[Begin Provided material]

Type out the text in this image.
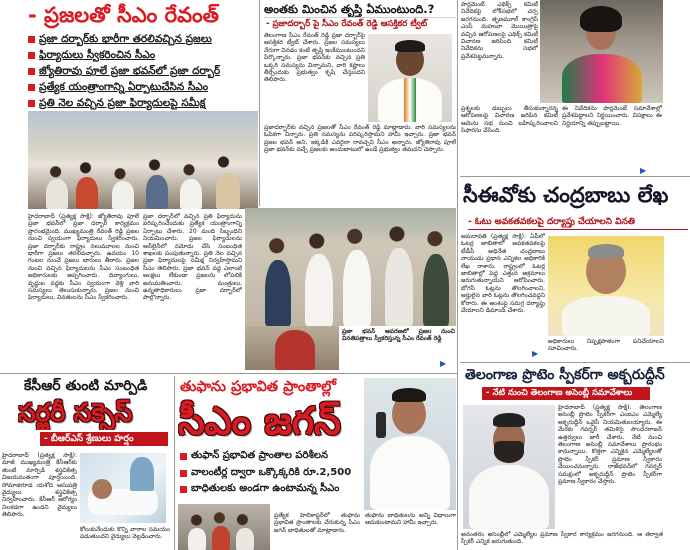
- ప్రజలతో సీఎం రేవంత్
ప్రజా దర్బార్‌కు భారీగా తరలివచ్చిన ప్రజలు
ఫిర్యాదులు స్వీకరించిన సీఎం
జ్యోతిరావు పూలే ప్రజా భవన్‌లో ప్రజా దర్బార్
ప్రత్యేక యంత్రాంగాన్ని ఏర్పాటుచేసిన సీఎం
ప్రతి నెల వచ్చిన ప్రజా ఫిర్యాదులపై సమీక్ష
హైదరాబాద్ (ప్రత్యక్ష సాక్షి): జ్యోతిరావు పూలే ప్రజా భవన్‌లో ప్రజా దర్బార్ కార్యక్రమం ప్రారంభమైంది. ముఖ్యమంత్రి రేవంత్ రెడ్డి ప్రజల నుంచి స్వయంగా ఫిర్యాదులు స్వీకరించారు. ప్రజా దర్బార్‌కు రాష్ట్రం నలుమూలల నుంచి భారీగా ప్రజలు తరలివచ్చారు. ఉదయం 10 గంటల నుంచే ప్రజలు బారులు తీరారు. ప్రజల నుంచి వచ్చిన ఫిర్యాదులను సీఎం సంబంధిత అధికారులకు అప్పగించారు. దివ్యాంగులు, వృద్ధుల వద్దకు సీఎం స్వయంగా వెళ్లి వారి సమస్యలు తెలుసుకున్నారు. ప్రజల నుంచి ఫిర్యాదులు, వినతులను సీఎం స్వీకరించారు.
ప్రజా దర్బార్‌లో వచ్చిన ప్రతి ఫిర్యాదును పరిష్కరించేందుకు ప్రత్యేక యంత్రాంగాన్ని ఏర్పాటు చేశారు. 20 మంది సిబ్బందిని నియమించారు. ప్రజల ఫిర్యాదులను ఆన్‌లైన్‌లో నమోదు చేసి సంబంధిత శాఖలకు పంపుతున్నారు. ప్రతి నెల వచ్చిన ప్రజా ఫిర్యాదులపై సమీక్ష నిర్వహిస్తామని సీఎం తెలిపారు. ప్రజా భవన్ వద్ద ఎలాంటి ఆంక్షలు లేకుండా ప్రజలను లోపలికి అనుమతించారు. మంత్రులు, ఉన్నతాధికారులు ప్రజా దర్బార్‌లో పాల్గొన్నారు.
అంతకు మించిన తృప్తి ఏముంటుంది.?
- ప్రజాదర్బార్ పై సీఎం రేవంత్ రెడ్డి ఆసక్తికర ట్వీట్
తెలంగాణ సీఎం రేవంత్ రెడ్డి ప్రజా దర్బార్‌పై ఆసక్తికర ట్వీట్ చేశారు. ప్రజల సమస్యలు నేరుగా వినడం కంటే తృప్తి ఇంకేముంటుందని పేర్కొన్నారు. ప్రజా భవన్‌కు వచ్చిన ప్రతి ఒక్కరి సమస్యను విన్నామని, వారి కష్టాలు తీర్చేందుకు ప్రభుత్వం కృషి చేస్తుందని తెలిపారు.
ప్రజాదర్బార్‌కు వచ్చిన ప్రజలతో సీఎం రేవంత్ రెడ్డి మాట్లాడారు. వారి సమస్యలను ఓపికగా విన్నారు. ప్రతి సమస్యను పరిష్కరిస్తామని హామీ ఇచ్చారు. ప్రజా భవన్ ప్రజల భవన్ అని, ఇక్కడికి ఎవరైనా రావచ్చని సీఎం అన్నారు. జ్యోతిరావు పూలే ప్రజా భవన్‌కు వచ్చే ప్రజలకు అందుబాటులో ఉండే ప్రభుత్వం తమదని చెప్పారు.
ప్రజా భవన్ ఆవరణలో ప్రజల నుంచి వినతిపత్రాలు స్వీకరిస్తున్న సీఎం రేవంత్ రెడ్డి
▶
పార్లమెంట్ ఎథిక్స్ కమిటీ నివేదికపై లోక్‌సభలో చర్చ జరగనుంది. తృణమూల్ కాంగ్రెస్ ఎంపీ మహువా మొయిత్రాపై వచ్చిన ఆరోపణలపై ఎథిక్స్ కమిటీ విచారణ జరిపింది. కమిటీ నివేదికను సభలో ప్రవేశపెట్టనున్నారు.
ప్రశ్నలకు డబ్బులు తీసుకున్నారన్న ఆరోపణలపై విచారణ జరిపిన కమిటీ ఆమెను సభ నుంచి బహిష్కరించాలని సిఫారసు చేసింది.
ఈ నివేదికను పార్లమెంట్ సమావేశాల్లో ప్రవేశపెట్టాలని నిర్ణయించారు. విపక్షాలు ఈ నిర్ణయాన్ని తప్పుబట్టాయి.
▶
సీఈవోకు చంద్రబాబు లేఖ
- ఓటు అవకతవకలపై దర్యాప్తు చేయాలని వినతి
అమరావతి (ప్రత్యక్ష సాక్షి): ఏపీలో ఓటర్ల జాబితాలో అవకతవకలపై టీడీపీ అధినేత చంద్రబాబు నాయుడు ప్రధాన ఎన్నికల అధికారికి లేఖ రాశారు. రాష్ట్రంలో ఓటర్ల జాబితాల్లో పెద్ద ఎత్తున అక్రమాలు జరుగుతున్నాయని ఆరోపించారు. బోగస్ ఓట్లను తొలగించాలని, అర్హులైన వారి ఓట్లను తొలగించవద్దని కోరారు. ఈ అంశంపై సమగ్ర దర్యాప్తు చేయాలని డిమాండ్ చేశారు.
అధికారులు నిష్పక్షపాతంగా పనిచేయాలని సూచించారు.
▶
తెలంగాణ ప్రొటెం స్పీకర్‌గా అక్బరుద్దీన్
- నేటి నుంచి తెలంగాణ అసెంబ్లీ సమావేశాలు
హైదరాబాద్ (ప్రత్యక్ష సాక్షి): తెలంగాణ అసెంబ్లీ ప్రొటెం స్పీకర్‌గా ఎంఐఎం ఎమ్మెల్యే అక్బరుద్దీన్ ఒవైసీ నియమితులయ్యారు. ఈ మేరకు గవర్నర్ తమిళిసై సౌందరరాజన్ ఉత్తర్వులు జారీ చేశారు. నేటి నుంచి తెలంగాణ అసెంబ్లీ సమావేశాలు ప్రారంభం కానున్నాయి. కొత్తగా ఎన్నికైన ఎమ్మెల్యేలతో ప్రొటెం స్పీకర్ ప్రమాణ స్వీకారం చేయించనున్నారు. రాజ్‌భవన్‌లో గవర్నర్ సమక్షంలో అక్బరుద్దీన్ ప్రొటెం స్పీకర్‌గా ప్రమాణ స్వీకారం చేస్తారు.
అనంతరం అసెంబ్లీలో ఎమ్మెల్యేల ప్రమాణ స్వీకార కార్యక్రమం జరగనుంది. ఆ తర్వాత స్పీకర్ ఎన్నిక జరుగుతుంది.
కేసీఆర్ తుంటి మార్పిడి
సర్జరీ సక్సెస్
- బీఆర్ఎస్ శ్రేణులు హర్షం
హైదరాబాద్ (ప్రత్యక్ష సాక్షి): మాజీ ముఖ్యమంత్రి కేసీఆర్‌కు తుంటి మార్పిడి శస్త్రచికిత్స విజయవంతంగా పూర్తయింది. సోమాజిగూడ యశోద ఆసుపత్రి వైద్యులు శస్త్రచికిత్స నిర్వహించారు. కేసీఆర్ ఆరోగ్యం నిలకడగా ఉందని వైద్యులు తెలిపారు.
కోలుకునేందుకు కొన్ని వారాల సమయం పడుతుందని వైద్యులు వెల్లడించారు.
తుఫాను ప్రభావిత ప్రాంతాల్లో
సీఎం జగన్
తుఫాన్ ప్రభావిత ప్రాంతాల పరిశీలన
వాలంటీర్ల ద్వారా ఒక్కొక్కరికి రూ.2,500
బాధితులకు అండగా ఉంటామన్న సీఎం
ప్రత్యేక హెలికాప్టర్‌లో తుఫాను ప్రభావిత ప్రాంతాలకు చేరుకున్న సీఎం జగన్ బాధితులతో మాట్లాడారు.
తుఫాను బాధితులను అన్ని విధాలుగా ఆదుకుంటామని హామీ ఇచ్చారు.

[End Provided material]

What is required
Pull out all lines from the entries above in which the word "పణలప" appears.

Full output
పార్లమెంట్ ఎథిక్స్ కమిటీ నివేదికపై లోక్‌సభలో చర్చ జరగనుంది. తృణమూల్ కాంగ్రెస్ ఎంపీ మహువా మొయిత్రాపై వచ్చిన ఆరోపణలపై ఎథిక్స్ కమిటీ విచారణ జరిపింది. కమిటీ నివేదికను సభలో ప్రవేశపెట్టనున్నారు.
ప్రశ్నలకు డబ్బులు తీసుకున్నారన్న ఆరోపణలపై విచారణ జరిపిన కమిటీ ఆమెను సభ నుంచి బహిష్కరించాలని సిఫారసు చేసింది.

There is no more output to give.